SHORT PROBLEM A ▸ In the email headers, which bug number appears in the Subject line?

TEXT PASSAGE ▸
From mboxrd@z Thu Jan  1 00:00:00 1970
Return-Path: <libc-alpha-return-94746-listarch-libc-alpha=sources.redhat.com@sourceware.org>
Received: (qmail 47331 invoked by alias); 25 Jul 2018 21:35:17 -0000
Mailing-List: contact libc-alpha-help@sourceware.org; run by ezmlm
Precedence: bulk
List-Id: <libc-alpha.sourceware.org>
List-Subscribe: <mailto:libc-alpha-subscribe@sourceware.org>
List-Archive: <http://sourceware.org/ml/libc-alpha/>
List-Post: <mailto:libc-alpha@sourceware.org>
List-Help: <mailto:libc-alpha-help@sourceware.org>, <http://sourceware.org/ml/#faqs>
Sender: libc-alpha-owner@sourceware.org
Received: (qmail 47313 invoked by uid 89); 25 Jul 2018 21:35:16 -0000
Authentication-Results: sourceware.org; auth=none
X-Spam-SWARE-Status: No, score=-11.7 required=5.0 tests=BAYES_00,GIT_PATCH_2,GIT_PATCH_3,KAM_MANYTO,KAM_SHORT,RCVD_IN_DNSWL_NONE autolearn=ham version=3.3.2 spammy=speak, Hx-languages-length:4554
X-HELO: mail-qk0-f196.google.com
Return-Path: <carlos@redhat.com>
Subject: Re: [PATCH] Keep expected behaviour for [a-z] and [A-z] (Bug 23393).

PROVIDED DATA ▸
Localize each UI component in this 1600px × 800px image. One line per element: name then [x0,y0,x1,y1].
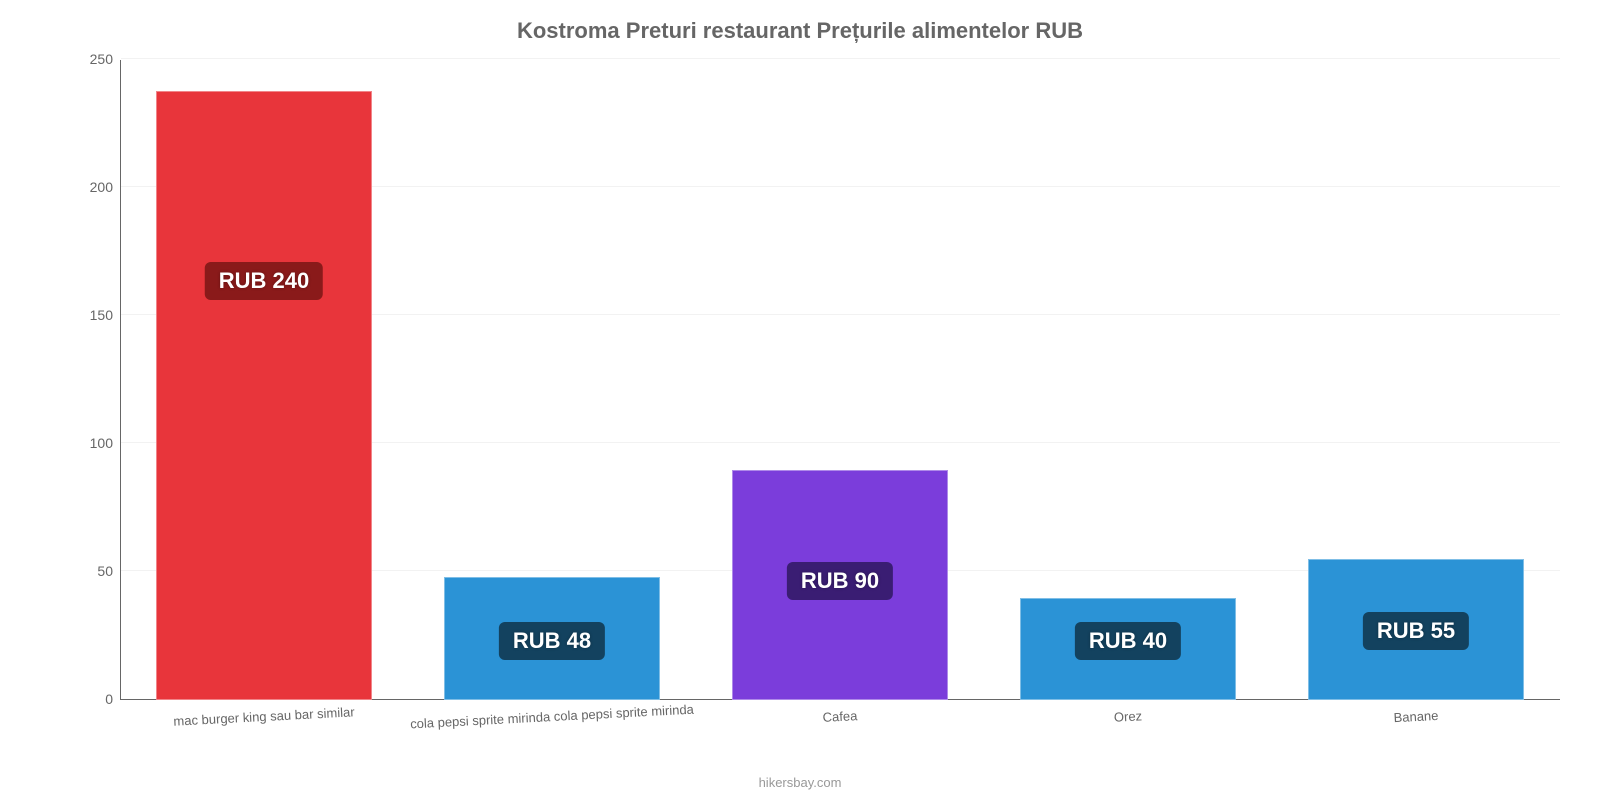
y-tick-label: 250 [90,51,121,67]
bar-slot: RUB 55Banane [1272,60,1560,700]
category-label: Banane [1393,708,1439,725]
category-label: cola pepsi sprite mirinda cola pepsi spr… [410,702,694,732]
bar-slot: RUB 48cola pepsi sprite mirinda cola pep… [408,60,696,700]
bar-slot: RUB 240mac burger king sau bar similar [120,60,408,700]
y-tick-label: 50 [97,563,121,579]
chart-title: Kostroma Preturi restaurant Prețurile al… [0,0,1600,44]
bar [156,91,372,700]
attribution-text: hikersbay.com [759,775,842,790]
gridline [121,58,1560,59]
y-tick-label: 0 [105,691,121,707]
bar-slot: RUB 40Orez [984,60,1272,700]
y-tick-label: 150 [90,307,121,323]
category-label: Orez [1114,708,1143,724]
y-tick-label: 100 [90,435,121,451]
value-badge: RUB 55 [1363,612,1469,650]
bar-slot: RUB 90Cafea [696,60,984,700]
y-tick-label: 200 [90,179,121,195]
bars-row: RUB 240mac burger king sau bar similarRU… [120,60,1560,700]
category-label: mac burger king sau bar similar [173,704,355,728]
value-badge: RUB 40 [1075,622,1181,660]
category-label: Cafea [822,708,857,725]
plot-container: 050100150200250 RUB 240mac burger king s… [120,60,1560,700]
value-badge: RUB 48 [499,622,605,660]
value-badge: RUB 240 [205,262,323,300]
value-badge: RUB 90 [787,562,893,600]
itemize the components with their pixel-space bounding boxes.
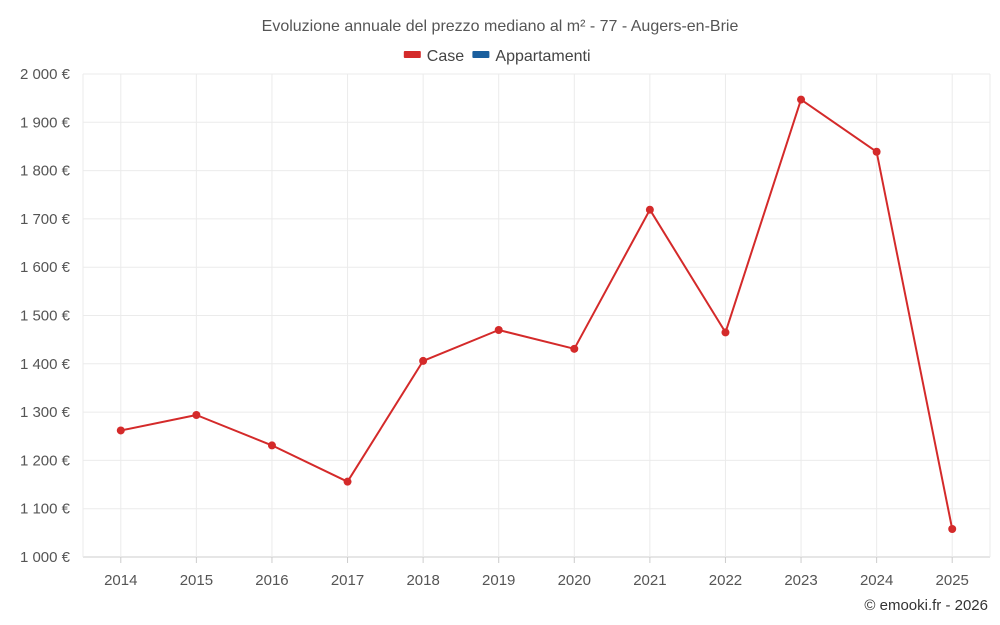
y-tick-label: 1 300 € bbox=[20, 404, 71, 421]
x-tick-label: 2025 bbox=[936, 572, 969, 589]
data-point bbox=[721, 328, 730, 337]
data-point bbox=[645, 205, 654, 214]
x-axis: 2014 2015 2016 2017 2018 2019 2020 2021 2022 2023… bbox=[104, 557, 969, 589]
y-tick-label: 1 800 € bbox=[20, 163, 71, 180]
data-point bbox=[872, 147, 881, 156]
data-point bbox=[797, 95, 806, 104]
legend: Case Appartamenti bbox=[403, 48, 591, 65]
credit-text: © emooki.fr - 2026 bbox=[864, 597, 988, 614]
data-point bbox=[343, 477, 352, 486]
data-point bbox=[116, 426, 125, 435]
x-tick-label: 2017 bbox=[331, 572, 364, 589]
x-tick-label: 2022 bbox=[709, 572, 742, 589]
legend-swatch-case bbox=[403, 51, 421, 58]
x-tick-label: 2021 bbox=[633, 572, 666, 589]
y-tick-label: 1 500 € bbox=[20, 308, 71, 325]
data-point bbox=[419, 356, 428, 365]
data-point bbox=[192, 410, 201, 419]
x-tick-label: 2024 bbox=[860, 572, 893, 589]
y-tick-label: 1 700 € bbox=[20, 211, 71, 228]
data-point bbox=[494, 325, 503, 334]
y-tick-label: 1 400 € bbox=[20, 356, 71, 373]
y-tick-label: 1 200 € bbox=[20, 452, 71, 469]
y-tick-label: 1 600 € bbox=[20, 259, 71, 276]
legend-label-case: Case bbox=[427, 48, 464, 65]
data-point bbox=[570, 344, 579, 353]
x-tick-label: 2014 bbox=[104, 572, 137, 589]
data-point bbox=[948, 524, 957, 533]
y-axis: 1 000 € 1 100 € 1 200 € 1 300 € 1 400 € 1 500… bbox=[20, 66, 71, 566]
chart-title: Evoluzione annuale del prezzo mediano al… bbox=[262, 18, 739, 35]
legend-label-appartamenti: Appartamenti bbox=[495, 48, 590, 65]
grid bbox=[82, 73, 991, 558]
y-tick-label: 1 000 € bbox=[20, 549, 71, 566]
x-tick-label: 2019 bbox=[482, 572, 515, 589]
legend-swatch-appartamenti bbox=[472, 51, 490, 58]
x-tick-label: 2015 bbox=[180, 572, 213, 589]
y-tick-label: 1 900 € bbox=[20, 114, 71, 131]
x-tick-label: 2020 bbox=[558, 572, 591, 589]
x-tick-label: 2018 bbox=[406, 572, 439, 589]
series-layer bbox=[116, 95, 957, 533]
data-point bbox=[267, 441, 276, 450]
y-tick-label: 1 100 € bbox=[20, 501, 71, 518]
x-tick-label: 2023 bbox=[784, 572, 817, 589]
y-tick-label: 2 000 € bbox=[20, 66, 71, 83]
x-tick-label: 2016 bbox=[255, 572, 288, 589]
series-line-case bbox=[120, 98, 954, 530]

SHORT PROBLEM B ▸ In the records, copy each line from the one containing "y-tick-label: 250 [90,51,121,67]" up to and including the one containing "y-tick-label: 50 [97,563,121,579]".

COMPLETE ANSWER A ▸ Bug 23393

COMPLETE ANSWER B ▸
y-tick-label: 250 [90,51,121,67]
bar-slot: RUB 55Banane [1272,60,1560,700]
category-label: Banane [1393,708,1439,725]
category-label: cola pepsi sprite mirinda cola pepsi spr… [410,702,694,732]
bar-slot: RUB 48cola pepsi sprite mirinda cola pep… [408,60,696,700]
bar-slot: RUB 240mac burger king sau bar similar [120,60,408,700]
y-tick-label: 50 [97,563,121,579]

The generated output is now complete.